__Objective__:
Go through the lines below and copy each one that holds the string "image".

__Extracted data__:
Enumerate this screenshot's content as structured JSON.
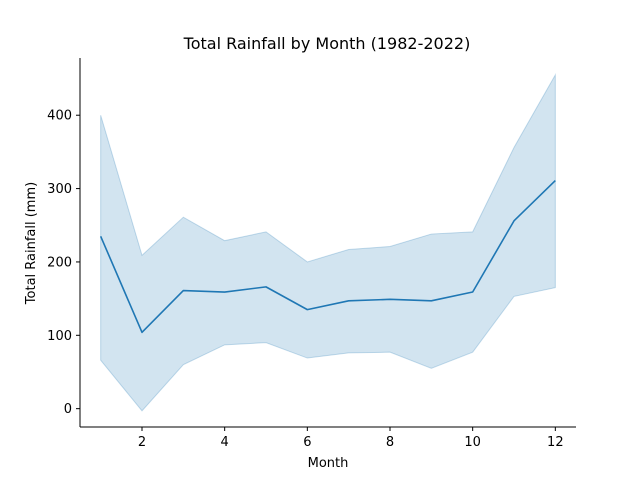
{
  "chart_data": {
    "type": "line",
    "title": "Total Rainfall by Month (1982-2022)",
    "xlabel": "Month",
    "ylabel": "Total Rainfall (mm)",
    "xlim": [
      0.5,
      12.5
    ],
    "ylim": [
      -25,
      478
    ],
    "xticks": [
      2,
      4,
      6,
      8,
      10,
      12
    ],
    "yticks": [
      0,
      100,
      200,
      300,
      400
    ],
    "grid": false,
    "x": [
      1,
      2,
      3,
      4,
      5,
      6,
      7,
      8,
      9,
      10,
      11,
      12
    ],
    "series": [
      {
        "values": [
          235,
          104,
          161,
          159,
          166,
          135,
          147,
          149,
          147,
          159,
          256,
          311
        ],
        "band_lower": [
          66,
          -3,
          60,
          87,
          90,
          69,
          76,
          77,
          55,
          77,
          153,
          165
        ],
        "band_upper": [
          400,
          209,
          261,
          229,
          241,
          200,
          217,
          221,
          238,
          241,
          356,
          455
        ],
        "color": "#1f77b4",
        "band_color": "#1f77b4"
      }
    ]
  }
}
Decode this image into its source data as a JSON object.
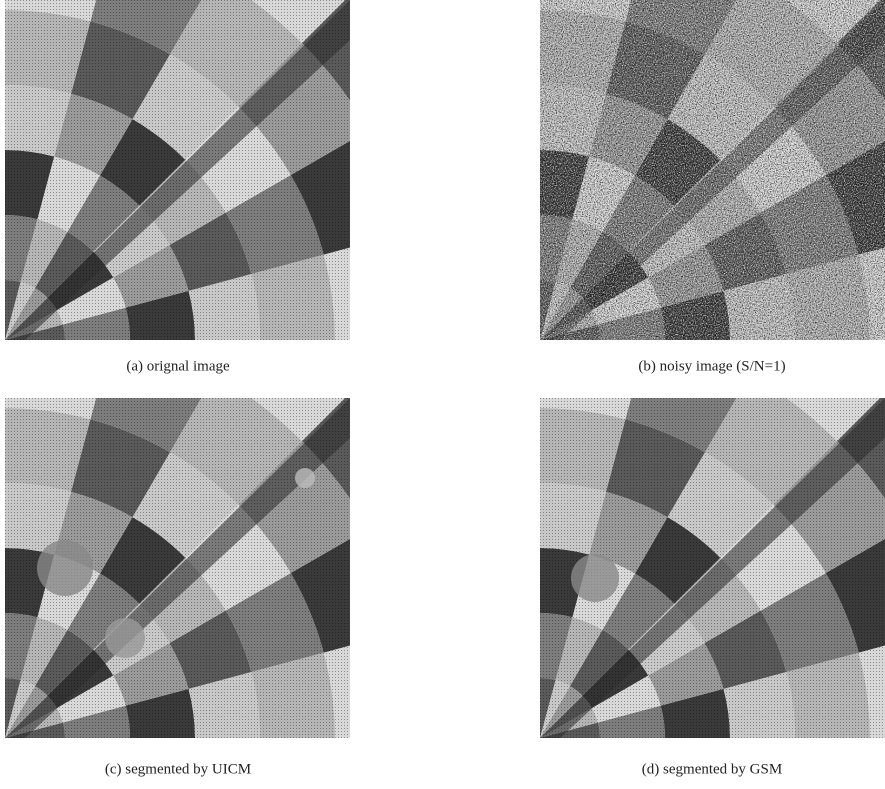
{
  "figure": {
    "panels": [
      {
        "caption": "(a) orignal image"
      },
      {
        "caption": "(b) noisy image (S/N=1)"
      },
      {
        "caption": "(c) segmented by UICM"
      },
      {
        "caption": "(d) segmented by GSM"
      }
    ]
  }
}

* * *

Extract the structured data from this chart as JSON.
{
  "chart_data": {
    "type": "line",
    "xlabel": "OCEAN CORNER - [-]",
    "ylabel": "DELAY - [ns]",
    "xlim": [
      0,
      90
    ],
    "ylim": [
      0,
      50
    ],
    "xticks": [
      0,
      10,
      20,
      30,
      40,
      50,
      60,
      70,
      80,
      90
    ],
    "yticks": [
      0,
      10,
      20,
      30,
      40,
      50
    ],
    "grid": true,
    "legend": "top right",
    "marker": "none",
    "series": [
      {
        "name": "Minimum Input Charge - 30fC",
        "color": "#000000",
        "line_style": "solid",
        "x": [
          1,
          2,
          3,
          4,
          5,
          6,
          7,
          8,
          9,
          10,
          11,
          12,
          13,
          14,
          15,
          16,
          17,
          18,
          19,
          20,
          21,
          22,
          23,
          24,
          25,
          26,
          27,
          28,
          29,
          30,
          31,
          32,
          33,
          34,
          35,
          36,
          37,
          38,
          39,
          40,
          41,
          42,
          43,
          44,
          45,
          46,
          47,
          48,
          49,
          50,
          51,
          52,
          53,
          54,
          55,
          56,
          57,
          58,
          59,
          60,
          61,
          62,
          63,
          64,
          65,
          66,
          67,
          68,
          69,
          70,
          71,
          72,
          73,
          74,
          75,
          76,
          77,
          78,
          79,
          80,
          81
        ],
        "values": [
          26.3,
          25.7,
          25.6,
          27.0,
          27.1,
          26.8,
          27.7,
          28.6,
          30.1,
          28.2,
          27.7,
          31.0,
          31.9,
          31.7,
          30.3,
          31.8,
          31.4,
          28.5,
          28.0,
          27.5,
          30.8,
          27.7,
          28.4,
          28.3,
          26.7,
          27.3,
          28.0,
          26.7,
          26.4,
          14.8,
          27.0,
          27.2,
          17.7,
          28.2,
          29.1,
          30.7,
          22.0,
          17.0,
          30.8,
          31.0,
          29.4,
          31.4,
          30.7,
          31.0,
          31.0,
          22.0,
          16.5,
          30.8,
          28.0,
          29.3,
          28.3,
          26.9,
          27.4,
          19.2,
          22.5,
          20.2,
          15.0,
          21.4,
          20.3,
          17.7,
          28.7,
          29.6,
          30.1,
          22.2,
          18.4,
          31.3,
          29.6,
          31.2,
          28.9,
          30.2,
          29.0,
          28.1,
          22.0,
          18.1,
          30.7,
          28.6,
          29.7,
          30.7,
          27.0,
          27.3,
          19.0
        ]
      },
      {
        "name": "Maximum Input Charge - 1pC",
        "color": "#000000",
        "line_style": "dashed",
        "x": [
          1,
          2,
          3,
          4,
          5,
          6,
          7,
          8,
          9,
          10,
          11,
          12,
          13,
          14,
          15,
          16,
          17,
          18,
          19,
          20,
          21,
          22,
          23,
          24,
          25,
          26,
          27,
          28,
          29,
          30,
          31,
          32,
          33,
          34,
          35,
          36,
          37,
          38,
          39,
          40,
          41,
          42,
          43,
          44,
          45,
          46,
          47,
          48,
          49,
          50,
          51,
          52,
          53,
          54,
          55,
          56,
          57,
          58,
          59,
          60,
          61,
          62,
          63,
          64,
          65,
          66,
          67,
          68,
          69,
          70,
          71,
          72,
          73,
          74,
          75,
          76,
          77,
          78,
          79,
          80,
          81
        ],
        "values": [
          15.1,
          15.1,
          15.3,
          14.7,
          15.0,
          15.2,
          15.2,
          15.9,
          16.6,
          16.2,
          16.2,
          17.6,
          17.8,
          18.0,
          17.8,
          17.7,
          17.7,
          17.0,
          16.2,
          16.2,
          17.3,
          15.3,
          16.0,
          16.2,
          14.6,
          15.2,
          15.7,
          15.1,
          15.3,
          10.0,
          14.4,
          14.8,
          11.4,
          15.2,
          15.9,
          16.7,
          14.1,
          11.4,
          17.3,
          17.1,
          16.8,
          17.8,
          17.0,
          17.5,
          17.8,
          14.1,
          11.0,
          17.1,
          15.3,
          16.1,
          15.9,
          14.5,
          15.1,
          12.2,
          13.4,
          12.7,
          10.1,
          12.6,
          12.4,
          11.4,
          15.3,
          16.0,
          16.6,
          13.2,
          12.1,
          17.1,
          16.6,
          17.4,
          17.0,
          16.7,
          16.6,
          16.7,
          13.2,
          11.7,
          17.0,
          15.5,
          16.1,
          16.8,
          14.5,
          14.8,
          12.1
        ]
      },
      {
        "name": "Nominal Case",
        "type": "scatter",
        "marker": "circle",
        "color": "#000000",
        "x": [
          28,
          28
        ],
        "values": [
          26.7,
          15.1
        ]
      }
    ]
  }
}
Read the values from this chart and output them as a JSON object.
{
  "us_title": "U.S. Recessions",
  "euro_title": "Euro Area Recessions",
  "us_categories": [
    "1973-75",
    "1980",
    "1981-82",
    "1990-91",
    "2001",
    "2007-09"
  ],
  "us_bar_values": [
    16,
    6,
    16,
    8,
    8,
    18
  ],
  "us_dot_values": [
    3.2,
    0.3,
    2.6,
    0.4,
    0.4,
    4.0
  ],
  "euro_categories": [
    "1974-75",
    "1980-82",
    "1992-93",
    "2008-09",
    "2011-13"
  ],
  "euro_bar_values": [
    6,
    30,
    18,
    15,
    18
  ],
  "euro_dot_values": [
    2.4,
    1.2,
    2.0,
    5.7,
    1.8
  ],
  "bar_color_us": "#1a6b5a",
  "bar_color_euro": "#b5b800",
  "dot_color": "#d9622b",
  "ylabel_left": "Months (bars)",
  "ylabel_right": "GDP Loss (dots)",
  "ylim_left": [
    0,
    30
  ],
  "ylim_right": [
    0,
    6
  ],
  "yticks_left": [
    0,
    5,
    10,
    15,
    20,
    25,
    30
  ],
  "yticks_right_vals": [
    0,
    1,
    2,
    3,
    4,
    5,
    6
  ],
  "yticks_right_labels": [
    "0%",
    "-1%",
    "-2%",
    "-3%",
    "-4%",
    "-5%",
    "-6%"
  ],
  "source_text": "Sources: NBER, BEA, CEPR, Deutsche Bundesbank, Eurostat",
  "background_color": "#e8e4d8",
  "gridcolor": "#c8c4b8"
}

__Completed exercise__:
Decode this image into its source data as a JSON object.
        "caption": "(a) orignal image"
        "caption": "(b) noisy image (S/N=1)"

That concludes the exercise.